(Exercise directions): Lift out all lines below that contain "generales".
----
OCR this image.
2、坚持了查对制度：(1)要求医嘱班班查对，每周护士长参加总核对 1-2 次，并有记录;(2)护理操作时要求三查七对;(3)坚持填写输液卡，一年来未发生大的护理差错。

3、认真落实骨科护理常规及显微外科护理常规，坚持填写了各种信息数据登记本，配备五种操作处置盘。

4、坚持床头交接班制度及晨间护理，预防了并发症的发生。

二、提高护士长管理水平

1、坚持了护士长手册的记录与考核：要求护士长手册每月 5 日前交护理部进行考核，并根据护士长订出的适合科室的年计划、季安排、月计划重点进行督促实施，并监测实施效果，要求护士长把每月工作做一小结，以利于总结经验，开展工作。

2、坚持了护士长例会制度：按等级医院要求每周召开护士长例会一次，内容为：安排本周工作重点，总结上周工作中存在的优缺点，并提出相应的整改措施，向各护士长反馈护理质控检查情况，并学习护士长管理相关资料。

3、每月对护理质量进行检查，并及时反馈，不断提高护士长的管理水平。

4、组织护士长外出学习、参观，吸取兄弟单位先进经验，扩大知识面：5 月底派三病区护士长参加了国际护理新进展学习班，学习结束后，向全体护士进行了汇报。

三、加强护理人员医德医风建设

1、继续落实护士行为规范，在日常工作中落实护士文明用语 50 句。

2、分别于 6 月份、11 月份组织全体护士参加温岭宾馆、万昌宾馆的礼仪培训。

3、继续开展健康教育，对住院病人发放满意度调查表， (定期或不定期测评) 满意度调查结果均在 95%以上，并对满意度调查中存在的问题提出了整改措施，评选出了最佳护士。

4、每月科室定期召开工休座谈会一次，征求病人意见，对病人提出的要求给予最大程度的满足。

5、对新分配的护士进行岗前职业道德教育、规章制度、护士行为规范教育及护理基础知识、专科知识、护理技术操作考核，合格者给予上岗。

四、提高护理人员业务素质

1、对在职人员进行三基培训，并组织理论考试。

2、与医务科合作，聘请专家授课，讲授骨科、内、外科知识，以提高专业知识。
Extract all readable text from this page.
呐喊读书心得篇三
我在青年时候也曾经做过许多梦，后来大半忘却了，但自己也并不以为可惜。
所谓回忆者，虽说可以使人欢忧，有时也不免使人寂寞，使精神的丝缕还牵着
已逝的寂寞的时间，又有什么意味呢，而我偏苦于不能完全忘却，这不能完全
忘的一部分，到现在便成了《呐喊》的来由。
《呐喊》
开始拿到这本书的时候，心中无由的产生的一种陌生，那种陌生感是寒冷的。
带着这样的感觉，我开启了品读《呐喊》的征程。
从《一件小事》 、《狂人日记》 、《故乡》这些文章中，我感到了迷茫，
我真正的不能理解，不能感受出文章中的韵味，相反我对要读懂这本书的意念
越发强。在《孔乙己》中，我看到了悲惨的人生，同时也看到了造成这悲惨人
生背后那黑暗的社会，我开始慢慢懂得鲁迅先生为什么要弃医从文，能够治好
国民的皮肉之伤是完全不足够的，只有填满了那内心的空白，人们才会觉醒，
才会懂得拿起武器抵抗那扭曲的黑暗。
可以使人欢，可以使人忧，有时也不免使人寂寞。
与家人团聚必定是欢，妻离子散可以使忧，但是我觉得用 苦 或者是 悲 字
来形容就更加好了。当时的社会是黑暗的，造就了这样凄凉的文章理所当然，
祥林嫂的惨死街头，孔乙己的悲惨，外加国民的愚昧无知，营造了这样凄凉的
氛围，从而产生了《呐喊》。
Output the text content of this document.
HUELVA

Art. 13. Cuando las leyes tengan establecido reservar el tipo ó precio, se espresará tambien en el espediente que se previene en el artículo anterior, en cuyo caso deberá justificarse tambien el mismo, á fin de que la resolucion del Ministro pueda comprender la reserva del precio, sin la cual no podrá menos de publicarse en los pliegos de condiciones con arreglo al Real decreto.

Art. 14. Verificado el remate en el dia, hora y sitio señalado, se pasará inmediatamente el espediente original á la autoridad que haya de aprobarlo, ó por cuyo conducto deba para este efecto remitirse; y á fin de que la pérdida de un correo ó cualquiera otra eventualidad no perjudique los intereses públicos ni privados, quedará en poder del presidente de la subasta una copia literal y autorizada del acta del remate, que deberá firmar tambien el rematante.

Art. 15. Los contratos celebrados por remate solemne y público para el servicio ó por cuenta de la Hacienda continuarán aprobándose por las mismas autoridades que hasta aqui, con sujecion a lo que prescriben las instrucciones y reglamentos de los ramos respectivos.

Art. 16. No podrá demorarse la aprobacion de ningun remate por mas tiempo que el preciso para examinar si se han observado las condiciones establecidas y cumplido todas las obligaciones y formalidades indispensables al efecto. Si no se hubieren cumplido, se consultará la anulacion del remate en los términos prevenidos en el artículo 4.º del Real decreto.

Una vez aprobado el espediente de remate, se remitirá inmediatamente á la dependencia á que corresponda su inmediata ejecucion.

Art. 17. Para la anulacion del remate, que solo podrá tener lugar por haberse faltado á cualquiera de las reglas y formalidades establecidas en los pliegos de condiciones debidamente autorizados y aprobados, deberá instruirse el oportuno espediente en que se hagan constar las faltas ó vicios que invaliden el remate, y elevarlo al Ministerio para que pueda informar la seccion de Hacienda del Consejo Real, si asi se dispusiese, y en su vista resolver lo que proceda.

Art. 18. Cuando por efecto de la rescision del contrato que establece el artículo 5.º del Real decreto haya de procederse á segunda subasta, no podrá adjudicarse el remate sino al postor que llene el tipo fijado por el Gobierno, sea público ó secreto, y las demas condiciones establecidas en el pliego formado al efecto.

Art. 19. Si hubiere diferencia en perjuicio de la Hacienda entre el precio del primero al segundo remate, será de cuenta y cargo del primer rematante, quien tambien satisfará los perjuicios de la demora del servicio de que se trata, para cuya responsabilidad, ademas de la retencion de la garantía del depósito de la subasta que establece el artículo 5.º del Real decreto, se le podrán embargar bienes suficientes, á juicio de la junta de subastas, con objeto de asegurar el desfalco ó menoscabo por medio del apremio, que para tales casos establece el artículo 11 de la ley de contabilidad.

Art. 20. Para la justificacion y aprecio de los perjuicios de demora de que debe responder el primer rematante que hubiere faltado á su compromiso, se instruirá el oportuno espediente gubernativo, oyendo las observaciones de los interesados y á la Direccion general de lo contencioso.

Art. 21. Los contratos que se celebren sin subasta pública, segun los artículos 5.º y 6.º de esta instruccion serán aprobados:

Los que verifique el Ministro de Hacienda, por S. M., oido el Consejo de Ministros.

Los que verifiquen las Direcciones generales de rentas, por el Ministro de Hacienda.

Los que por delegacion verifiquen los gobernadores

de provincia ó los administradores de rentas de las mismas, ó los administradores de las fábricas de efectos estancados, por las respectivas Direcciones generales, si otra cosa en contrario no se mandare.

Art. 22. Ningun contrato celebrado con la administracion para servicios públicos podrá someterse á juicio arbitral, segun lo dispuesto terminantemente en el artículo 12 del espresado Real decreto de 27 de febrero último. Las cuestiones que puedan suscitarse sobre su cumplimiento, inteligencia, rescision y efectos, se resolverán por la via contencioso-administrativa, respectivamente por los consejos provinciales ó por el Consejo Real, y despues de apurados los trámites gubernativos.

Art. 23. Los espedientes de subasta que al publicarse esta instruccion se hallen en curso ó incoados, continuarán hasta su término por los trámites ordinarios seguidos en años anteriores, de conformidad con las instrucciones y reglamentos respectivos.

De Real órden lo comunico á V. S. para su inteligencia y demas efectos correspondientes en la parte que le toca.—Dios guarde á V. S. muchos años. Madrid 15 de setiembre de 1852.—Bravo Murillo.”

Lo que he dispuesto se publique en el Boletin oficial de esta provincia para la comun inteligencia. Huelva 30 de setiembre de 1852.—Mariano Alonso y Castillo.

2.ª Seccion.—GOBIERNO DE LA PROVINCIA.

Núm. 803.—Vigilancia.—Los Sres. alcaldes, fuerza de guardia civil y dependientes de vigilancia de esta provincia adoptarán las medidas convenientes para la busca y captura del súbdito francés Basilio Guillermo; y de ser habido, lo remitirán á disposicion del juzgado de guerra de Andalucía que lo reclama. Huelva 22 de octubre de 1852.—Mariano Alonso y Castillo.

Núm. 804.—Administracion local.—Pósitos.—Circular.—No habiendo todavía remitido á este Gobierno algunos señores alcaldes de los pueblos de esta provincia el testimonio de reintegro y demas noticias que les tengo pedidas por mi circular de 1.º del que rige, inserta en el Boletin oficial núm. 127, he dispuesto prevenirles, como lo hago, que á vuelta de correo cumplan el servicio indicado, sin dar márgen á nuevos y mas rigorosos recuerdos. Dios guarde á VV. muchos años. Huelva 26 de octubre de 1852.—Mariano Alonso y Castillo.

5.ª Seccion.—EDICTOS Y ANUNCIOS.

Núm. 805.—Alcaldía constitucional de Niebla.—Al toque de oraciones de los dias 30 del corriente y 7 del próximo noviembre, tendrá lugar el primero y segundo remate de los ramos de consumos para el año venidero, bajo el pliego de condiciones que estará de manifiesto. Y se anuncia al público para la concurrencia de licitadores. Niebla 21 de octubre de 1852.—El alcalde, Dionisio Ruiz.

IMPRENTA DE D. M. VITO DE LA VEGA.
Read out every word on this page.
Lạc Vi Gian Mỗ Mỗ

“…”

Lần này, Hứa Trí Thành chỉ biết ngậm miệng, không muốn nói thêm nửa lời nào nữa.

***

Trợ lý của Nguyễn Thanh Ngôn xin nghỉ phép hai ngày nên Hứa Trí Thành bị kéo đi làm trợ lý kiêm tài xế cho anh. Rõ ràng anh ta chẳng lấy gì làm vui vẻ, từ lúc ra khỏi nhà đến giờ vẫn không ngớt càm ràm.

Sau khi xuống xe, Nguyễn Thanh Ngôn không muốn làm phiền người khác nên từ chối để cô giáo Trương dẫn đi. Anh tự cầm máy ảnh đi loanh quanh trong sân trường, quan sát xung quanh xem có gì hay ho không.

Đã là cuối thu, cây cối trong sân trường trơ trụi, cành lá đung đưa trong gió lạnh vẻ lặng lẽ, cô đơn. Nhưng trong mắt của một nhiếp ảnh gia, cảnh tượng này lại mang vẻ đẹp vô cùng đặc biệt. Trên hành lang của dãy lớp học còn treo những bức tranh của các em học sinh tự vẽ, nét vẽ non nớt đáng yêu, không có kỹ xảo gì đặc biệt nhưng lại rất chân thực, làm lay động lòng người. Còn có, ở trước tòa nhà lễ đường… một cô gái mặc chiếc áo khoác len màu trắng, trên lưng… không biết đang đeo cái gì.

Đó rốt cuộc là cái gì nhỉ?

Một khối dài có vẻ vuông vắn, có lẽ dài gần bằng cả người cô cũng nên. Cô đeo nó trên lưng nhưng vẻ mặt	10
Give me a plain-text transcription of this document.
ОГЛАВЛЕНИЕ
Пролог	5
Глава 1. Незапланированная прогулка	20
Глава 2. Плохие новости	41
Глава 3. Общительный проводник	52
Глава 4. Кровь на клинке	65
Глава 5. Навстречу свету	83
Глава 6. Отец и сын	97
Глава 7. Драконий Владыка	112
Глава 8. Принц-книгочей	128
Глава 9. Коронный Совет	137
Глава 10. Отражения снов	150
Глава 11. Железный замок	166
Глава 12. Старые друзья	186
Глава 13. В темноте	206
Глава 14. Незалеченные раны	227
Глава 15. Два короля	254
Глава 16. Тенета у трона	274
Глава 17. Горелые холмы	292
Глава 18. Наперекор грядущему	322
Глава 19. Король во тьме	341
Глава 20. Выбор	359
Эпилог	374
----
(Final result):
Los que verifiquen las Direcciones generales de rentas, por el Ministro de Hacienda.
de provincia ó los administradores de rentas de las mismas, ó los administradores de las fábricas de efectos estancados, por las respectivas Direcciones generales, si otra cosa en contrario no se mandare.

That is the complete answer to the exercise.